[Data entries]

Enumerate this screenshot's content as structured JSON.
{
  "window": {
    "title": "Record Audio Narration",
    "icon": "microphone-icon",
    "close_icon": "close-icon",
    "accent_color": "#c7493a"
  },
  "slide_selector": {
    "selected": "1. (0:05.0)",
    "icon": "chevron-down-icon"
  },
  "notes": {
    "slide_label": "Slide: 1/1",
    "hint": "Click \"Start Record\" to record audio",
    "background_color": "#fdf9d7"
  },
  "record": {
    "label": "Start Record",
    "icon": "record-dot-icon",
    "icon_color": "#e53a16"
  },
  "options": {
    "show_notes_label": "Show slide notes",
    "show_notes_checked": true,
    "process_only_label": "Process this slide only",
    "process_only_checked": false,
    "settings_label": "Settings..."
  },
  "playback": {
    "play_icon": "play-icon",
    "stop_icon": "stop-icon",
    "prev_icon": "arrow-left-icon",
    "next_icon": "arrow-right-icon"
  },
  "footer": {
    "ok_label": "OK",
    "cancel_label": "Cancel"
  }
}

• Task description: Copy out the whole listing, exactly as written.

• In response:
Enumerate this screenshot's content as structured JSON.
{
  "window": {
    "title": "Record Audio Narration",
    "icon": "microphone-icon",
    "close_icon": "close-icon",
    "accent_color": "#c7493a"
  },
  "slide_selector": {
    "selected": "1. (0:05.0)",
    "icon": "chevron-down-icon"
  },
  "notes": {
    "slide_label": "Slide: 1/1",
    "hint": "Click \"Start Record\" to record audio",
    "background_color": "#fdf9d7"
  },
  "record": {
    "label": "Start Record",
    "icon": "record-dot-icon",
    "icon_color": "#e53a16"
  },
  "options": {
    "show_notes_label": "Show slide notes",
    "show_notes_checked": true,
    "process_only_label": "Process this slide only",
    "process_only_checked": false,
    "settings_label": "Settings..."
  },
  "playback": {
    "play_icon": "play-icon",
    "stop_icon": "stop-icon",
    "prev_icon": "arrow-left-icon",
    "next_icon": "arrow-right-icon"
  },
  "footer": {
    "ok_label": "OK",
    "cancel_label": "Cancel"
  }
}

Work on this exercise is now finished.